**Problem description:** Restate the records below word for word, and omit the images they hold.
** START **
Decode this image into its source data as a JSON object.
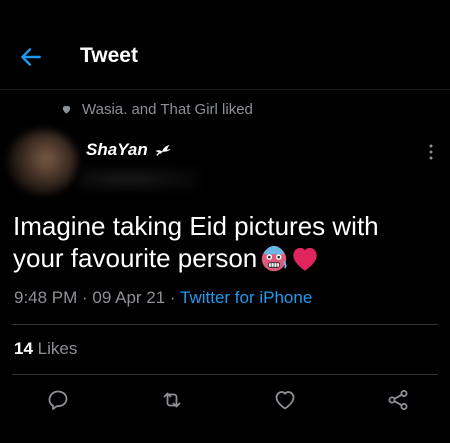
{
  "header": {
    "title": "Tweet"
  },
  "social_context": {
    "text": "Wasia. and That Girl liked"
  },
  "author": {
    "name": "ShaYan"
  },
  "tweet": {
    "line1": "Imagine taking Eid pictures with",
    "line2": "your favourite person"
  },
  "meta": {
    "time": "9:48 PM",
    "sep1": " · ",
    "date": "09 Apr 21",
    "sep2": " · ",
    "source": "Twitter for iPhone"
  },
  "stats": {
    "likes_count": "14",
    "likes_label": " Likes"
  },
  "icons": {
    "back": "arrow-left-icon",
    "social_heart": "heart-icon",
    "dove": "dove-icon",
    "more": "more-vertical-icon",
    "reply": "reply-icon",
    "retweet": "retweet-icon",
    "like": "heart-icon",
    "share": "share-icon"
  },
  "colors": {
    "background": "#000000",
    "accent": "#1d9bf0",
    "secondary_text": "#8b9196",
    "primary_text": "#ffffff",
    "heart_emoji": "#e0245e"
  }
}
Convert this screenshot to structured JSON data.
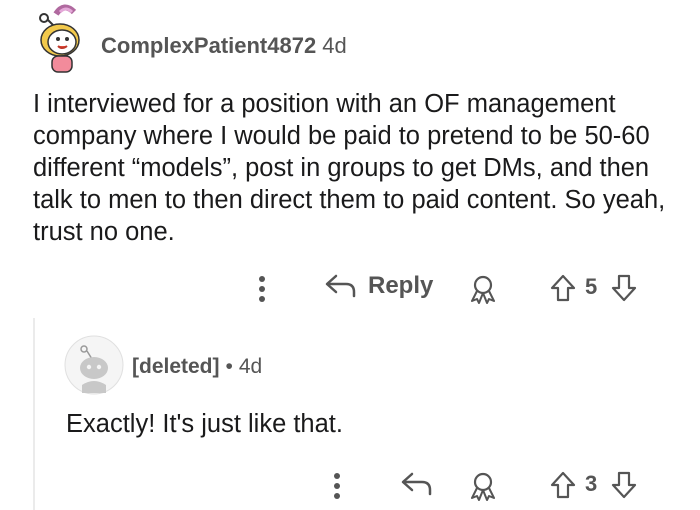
{
  "comment": {
    "username": "ComplexPatient4872",
    "age": "4d",
    "body": "I interviewed for a position with an OF management company where I would be paid to pretend to be 50-60 different “models”, post in groups to get DMs, and then talk to men to then direct them to paid content. So yeah, trust no one.",
    "actions": {
      "reply_label": "Reply",
      "vote_count": "5"
    }
  },
  "reply": {
    "username": "[deleted]",
    "separator": "•",
    "age": "4d",
    "body": "Exactly! It's just like that.",
    "actions": {
      "vote_count": "3"
    }
  },
  "colors": {
    "text": "#1a1a1b",
    "meta": "#555555",
    "thread_line": "#ebebeb"
  }
}
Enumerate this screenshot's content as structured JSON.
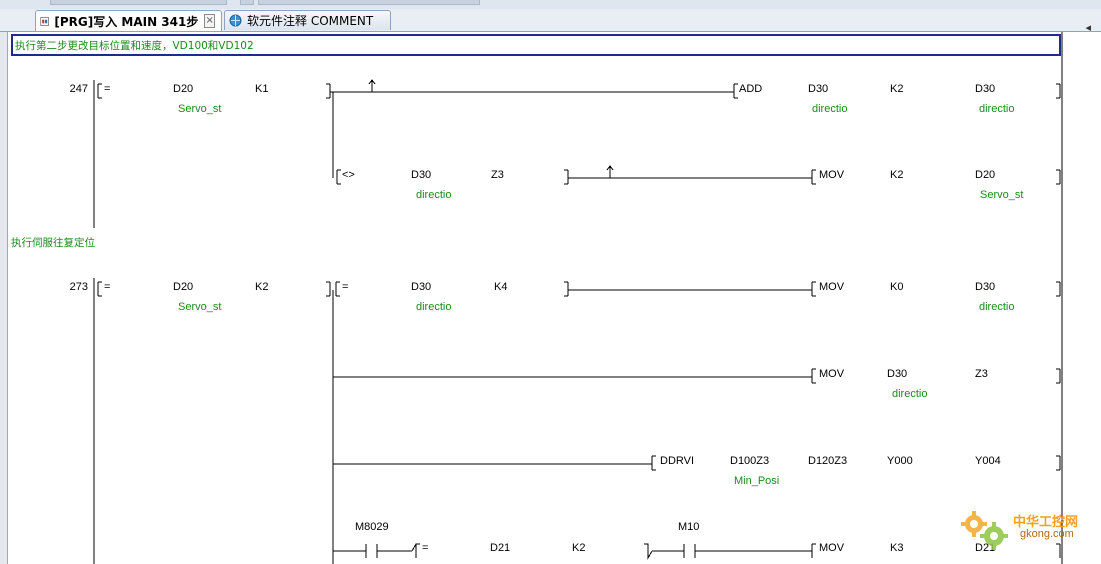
{
  "tabs": [
    {
      "label": "[PRG]写入 MAIN 341步",
      "close": "×"
    },
    {
      "label": "软元件注释 COMMENT"
    }
  ],
  "scroll_left_glyph": "◂",
  "comments": [
    "执行第二步更改目标位置和速度，VD100和VD102",
    "执行伺服往复定位"
  ],
  "steps": [
    "247",
    "273"
  ],
  "rung247": {
    "cmp1": {
      "op": "=",
      "a": "D20",
      "a_note": "Servo_st",
      "b": "K1"
    },
    "out1": {
      "op": "ADD",
      "a": "D30",
      "a_note": "directio",
      "b": "K2",
      "c": "D30",
      "c_note": "directio"
    },
    "cmp2": {
      "op": "<>",
      "a": "D30",
      "a_note": "directio",
      "b": "Z3"
    },
    "out2": {
      "op": "MOV",
      "a": "K2",
      "b": "D20",
      "b_note": "Servo_st"
    }
  },
  "rung273": {
    "cmp1": {
      "op": "=",
      "a": "D20",
      "a_note": "Servo_st",
      "b": "K2"
    },
    "cmp2": {
      "op": "=",
      "a": "D30",
      "a_note": "directio",
      "b": "K4"
    },
    "out1": {
      "op": "MOV",
      "a": "K0",
      "b": "D30",
      "b_note": "directio"
    },
    "out2": {
      "op": "MOV",
      "a": "D30",
      "a_note": "directio",
      "b": "Z3"
    },
    "out3": {
      "op": "DDRVI",
      "a": "D100Z3",
      "a_note": "Min_Posi",
      "b": "D120Z3",
      "c": "Y000",
      "d": "Y004"
    },
    "contact1": "M8029",
    "cmp3": {
      "op": "=",
      "a": "D21",
      "b": "K2"
    },
    "contact2": "M10",
    "out4": {
      "op": "MOV",
      "a": "K3",
      "b": "D21"
    }
  },
  "watermark": {
    "title": "中华工控网",
    "url": "gkong.com"
  }
}
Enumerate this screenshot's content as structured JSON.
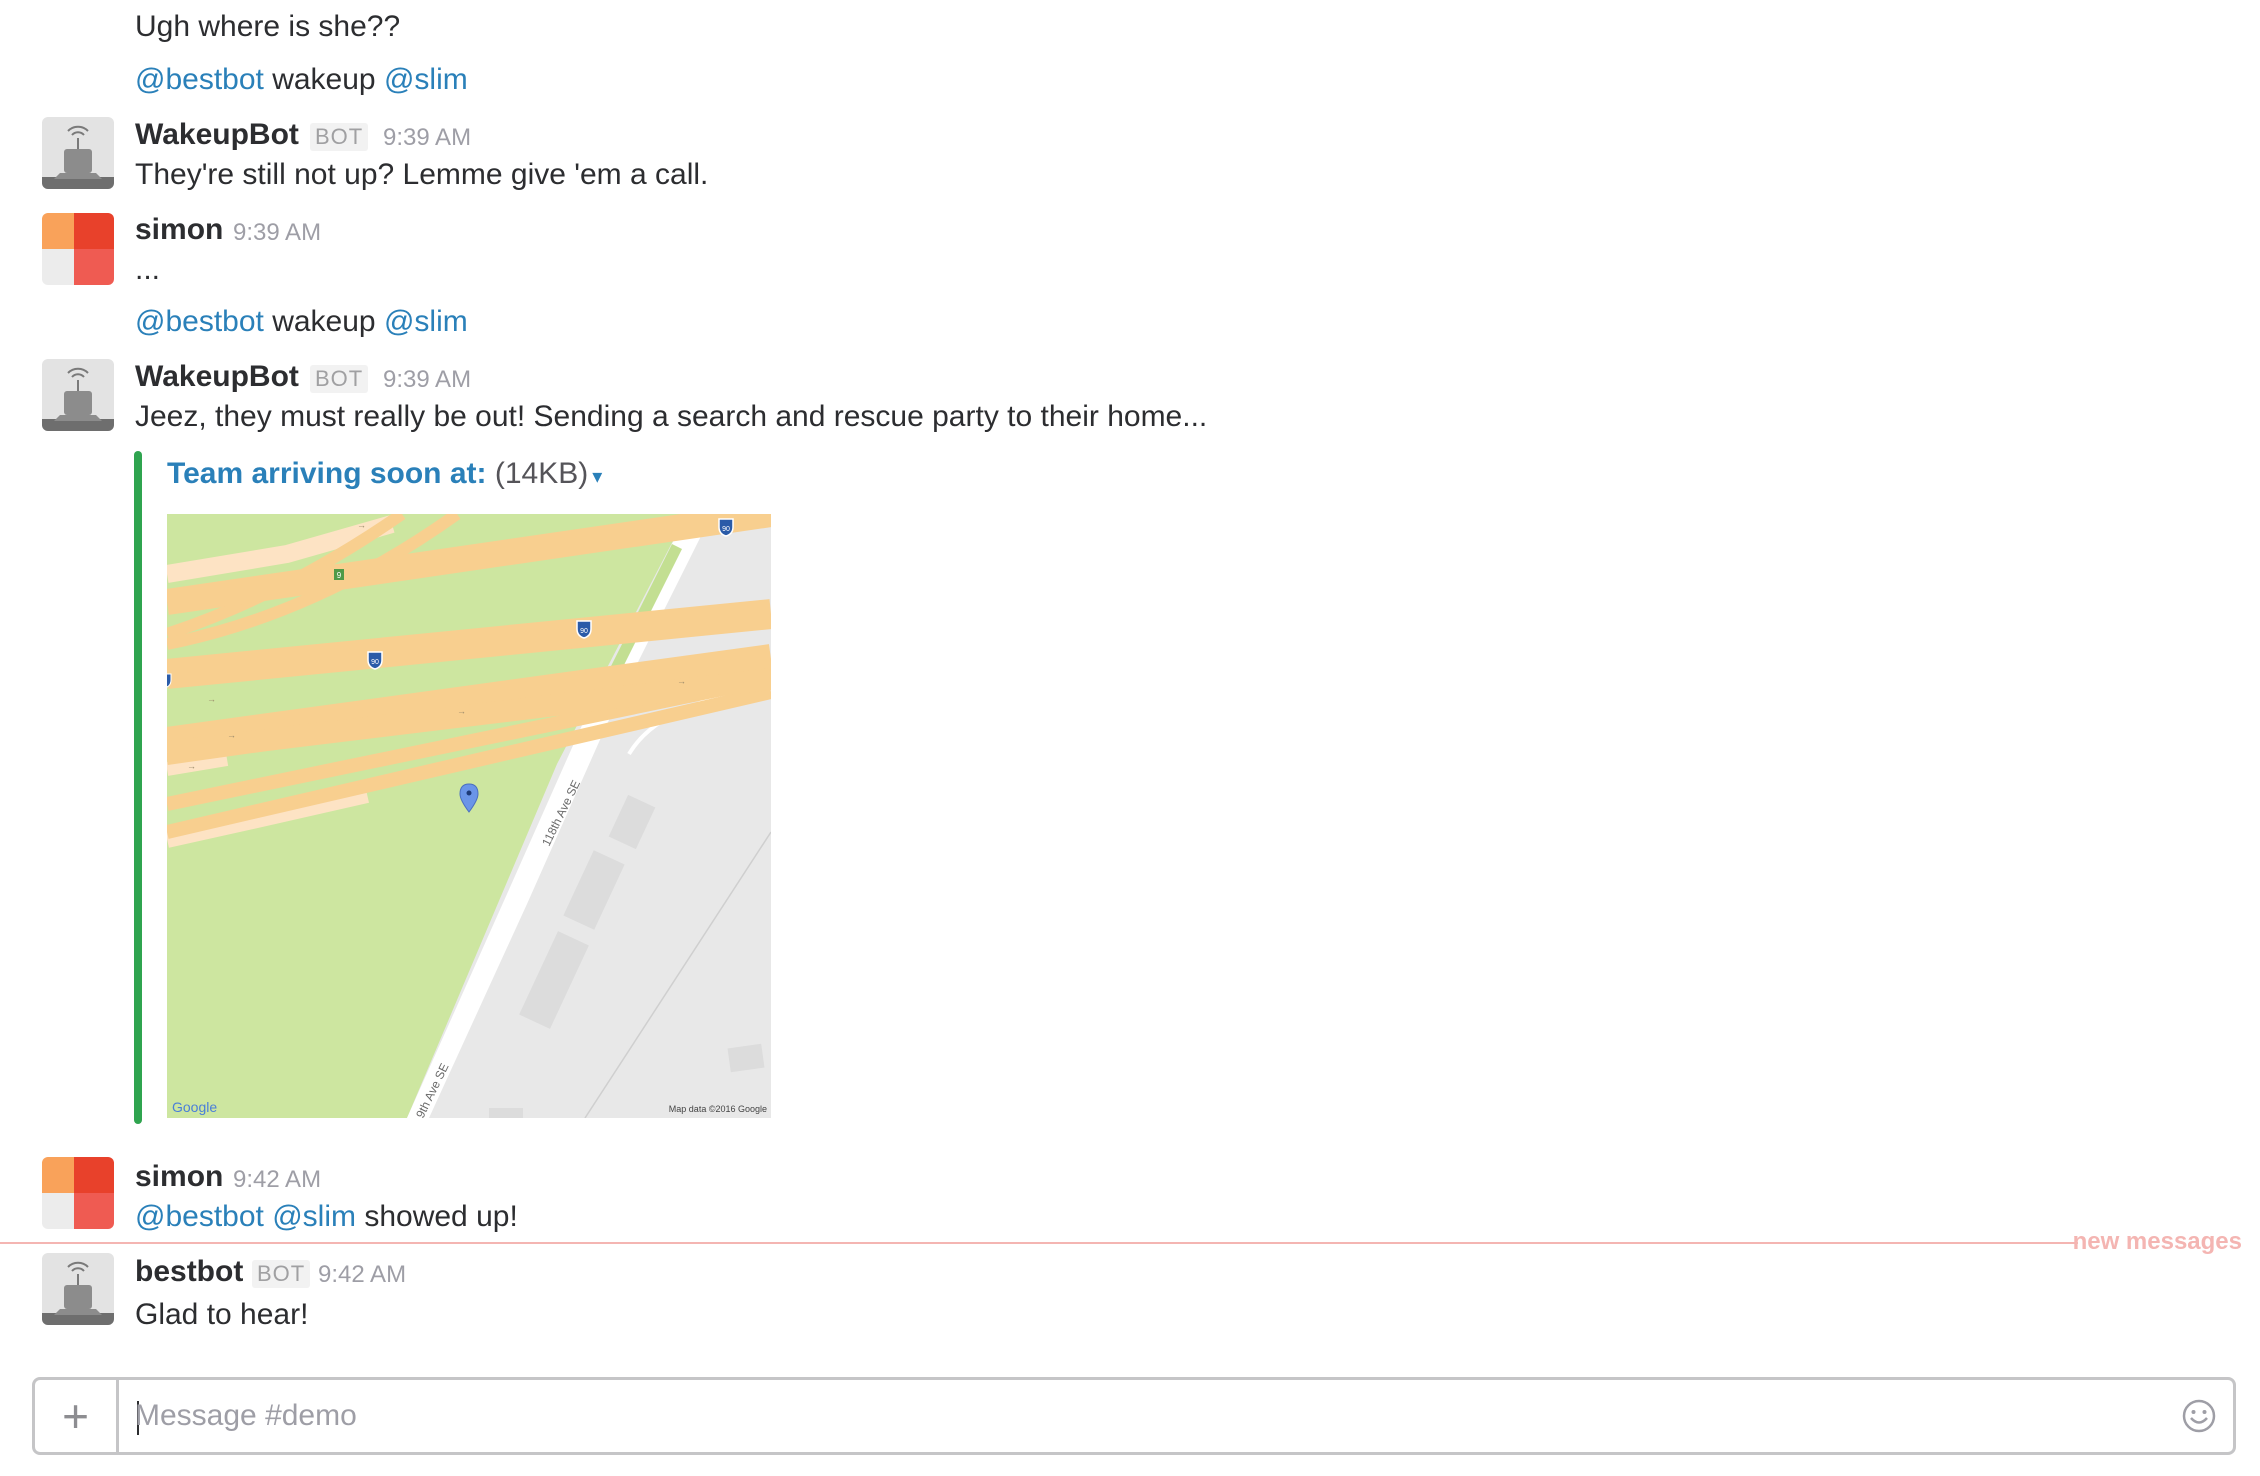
{
  "messages": {
    "m1": {
      "text": "Ugh where is she??"
    },
    "m2": {
      "mention1": "@bestbot",
      "word": " wakeup ",
      "mention2": "@slim"
    },
    "m3": {
      "sender": "WakeupBot",
      "bot_tag": "BOT",
      "time": "9:39 AM",
      "text": "They're still not up? Lemme give 'em a call."
    },
    "m4": {
      "sender": "simon",
      "time": "9:39 AM",
      "text": "..."
    },
    "m5": {
      "mention1": "@bestbot",
      "word": " wakeup ",
      "mention2": "@slim"
    },
    "m6": {
      "sender": "WakeupBot",
      "bot_tag": "BOT",
      "time": "9:39 AM",
      "text": "Jeez, they must really be out! Sending a search and rescue party to their home...",
      "attachment": {
        "title": "Team arriving soon at:",
        "size": "(14KB)",
        "map": {
          "road_label_1": "118th Ave SE",
          "road_label_2": "9th Ave SE",
          "google_logo": "Google",
          "copyright": "Map data ©2016 Google",
          "shield_label": "90",
          "exit_label": "9"
        }
      }
    },
    "m7": {
      "sender": "simon",
      "time": "9:42 AM",
      "mention1": "@bestbot",
      "mention2": "@slim",
      "text": " showed up!"
    },
    "m8": {
      "sender": "bestbot",
      "bot_tag": "BOT",
      "time": "9:42 AM",
      "text": "Glad to hear!"
    }
  },
  "divider": {
    "label": "new messages"
  },
  "composer": {
    "plus": "+",
    "placeholder": "Message #demo"
  },
  "colors": {
    "mention": "#2a80b9",
    "attachment_bar": "#2fa44f",
    "new_messages": "#f4b5b2",
    "map_park": "#cde6a0",
    "map_highway": "#f8cf8f",
    "map_ground": "#e8e8e8"
  },
  "icons": {
    "bot_avatar": "robot-antenna-icon",
    "user_avatar": "orange-red-squares-avatar",
    "caret": "caret-down-icon",
    "emoji": "smiley-face-icon",
    "map_pin": "map-pin-icon"
  }
}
** END **
**Final answer:**
Decode this image into its source data as a JSON object.
{
  "header": {
    "title": "Tweet"
  },
  "social_context": {
    "text": "Wasia. and That Girl liked"
  },
  "author": {
    "name": "ShaYan"
  },
  "tweet": {
    "line1": "Imagine taking Eid pictures with",
    "line2": "your favourite person"
  },
  "meta": {
    "time": "9:48 PM",
    "sep1": " · ",
    "date": "09 Apr 21",
    "sep2": " · ",
    "source": "Twitter for iPhone"
  },
  "stats": {
    "likes_count": "14",
    "likes_label": " Likes"
  },
  "icons": {
    "back": "arrow-left-icon",
    "social_heart": "heart-icon",
    "dove": "dove-icon",
    "more": "more-vertical-icon",
    "reply": "reply-icon",
    "retweet": "retweet-icon",
    "like": "heart-icon",
    "share": "share-icon"
  },
  "colors": {
    "background": "#000000",
    "accent": "#1d9bf0",
    "secondary_text": "#8b9196",
    "primary_text": "#ffffff",
    "heart_emoji": "#e0245e"
  }
}
Convert this screenshot to structured JSON data.
{
  "comment": {
    "username": "ComplexPatient4872",
    "age": "4d",
    "body": "I interviewed for a position with an OF management company where I would be paid to pretend to be 50-60 different “models”, post in groups to get DMs, and then talk to men to then direct them to paid content. So yeah, trust no one.",
    "actions": {
      "reply_label": "Reply",
      "vote_count": "5"
    }
  },
  "reply": {
    "username": "[deleted]",
    "separator": "•",
    "age": "4d",
    "body": "Exactly! It's just like that.",
    "actions": {
      "vote_count": "3"
    }
  },
  "colors": {
    "text": "#1a1a1b",
    "meta": "#555555",
    "thread_line": "#ebebeb"
  }
}
Enumerate this screenshot's content as structured JSON.
{
  "tabs": [
    {
      "label": "[PRG]写入 MAIN 341步",
      "close": "×"
    },
    {
      "label": "软元件注释 COMMENT"
    }
  ],
  "scroll_left_glyph": "◂",
  "comments": [
    "执行第二步更改目标位置和速度，VD100和VD102",
    "执行伺服往复定位"
  ],
  "steps": [
    "247",
    "273"
  ],
  "rung247": {
    "cmp1": {
      "op": "=",
      "a": "D20",
      "a_note": "Servo_st",
      "b": "K1"
    },
    "out1": {
      "op": "ADD",
      "a": "D30",
      "a_note": "directio",
      "b": "K2",
      "c": "D30",
      "c_note": "directio"
    },
    "cmp2": {
      "op": "<>",
      "a": "D30",
      "a_note": "directio",
      "b": "Z3"
    },
    "out2": {
      "op": "MOV",
      "a": "K2",
      "b": "D20",
      "b_note": "Servo_st"
    }
  },
  "rung273": {
    "cmp1": {
      "op": "=",
      "a": "D20",
      "a_note": "Servo_st",
      "b": "K2"
    },
    "cmp2": {
      "op": "=",
      "a": "D30",
      "a_note": "directio",
      "b": "K4"
    },
    "out1": {
      "op": "MOV",
      "a": "K0",
      "b": "D30",
      "b_note": "directio"
    },
    "out2": {
      "op": "MOV",
      "a": "D30",
      "a_note": "directio",
      "b": "Z3"
    },
    "out3": {
      "op": "DDRVI",
      "a": "D100Z3",
      "a_note": "Min_Posi",
      "b": "D120Z3",
      "c": "Y000",
      "d": "Y004"
    },
    "contact1": "M8029",
    "cmp3": {
      "op": "=",
      "a": "D21",
      "b": "K2"
    },
    "contact2": "M10",
    "out4": {
      "op": "MOV",
      "a": "K3",
      "b": "D21"
    }
  },
  "watermark": {
    "title": "中华工控网",
    "url": "gkong.com"
  }
}
Enumerate this screenshot's content as structured JSON.
{
  "messages": {
    "m1": {
      "text": "Ugh where is she??"
    },
    "m2": {
      "mention1": "@bestbot",
      "word": " wakeup ",
      "mention2": "@slim"
    },
    "m3": {
      "sender": "WakeupBot",
      "bot_tag": "BOT",
      "time": "9:39 AM",
      "text": "They're still not up? Lemme give 'em a call."
    },
    "m4": {
      "sender": "simon",
      "time": "9:39 AM",
      "text": "..."
    },
    "m5": {
      "mention1": "@bestbot",
      "word": " wakeup ",
      "mention2": "@slim"
    },
    "m6": {
      "sender": "WakeupBot",
      "bot_tag": "BOT",
      "time": "9:39 AM",
      "text": "Jeez, they must really be out! Sending a search and rescue party to their home...",
      "attachment": {
        "title": "Team arriving soon at:",
        "size": "(14KB)",
        "map": {
          "road_label_1": "118th Ave SE",
          "road_label_2": "9th Ave SE",
          "google_logo": "Google",
          "copyright": "Map data ©2016 Google",
          "shield_label": "90",
          "exit_label": "9"
        }
      }
    },
    "m7": {
      "sender": "simon",
      "time": "9:42 AM",
      "mention1": "@bestbot",
      "mention2": "@slim",
      "text": " showed up!"
    },
    "m8": {
      "sender": "bestbot",
      "bot_tag": "BOT",
      "time": "9:42 AM",
      "text": "Glad to hear!"
    }
  },
  "divider": {
    "label": "new messages"
  },
  "composer": {
    "plus": "+",
    "placeholder": "Message #demo"
  },
  "colors": {
    "mention": "#2a80b9",
    "attachment_bar": "#2fa44f",
    "new_messages": "#f4b5b2",
    "map_park": "#cde6a0",
    "map_highway": "#f8cf8f",
    "map_ground": "#e8e8e8"
  },
  "icons": {
    "bot_avatar": "robot-antenna-icon",
    "user_avatar": "orange-red-squares-avatar",
    "caret": "caret-down-icon",
    "emoji": "smiley-face-icon",
    "map_pin": "map-pin-icon"
  }
}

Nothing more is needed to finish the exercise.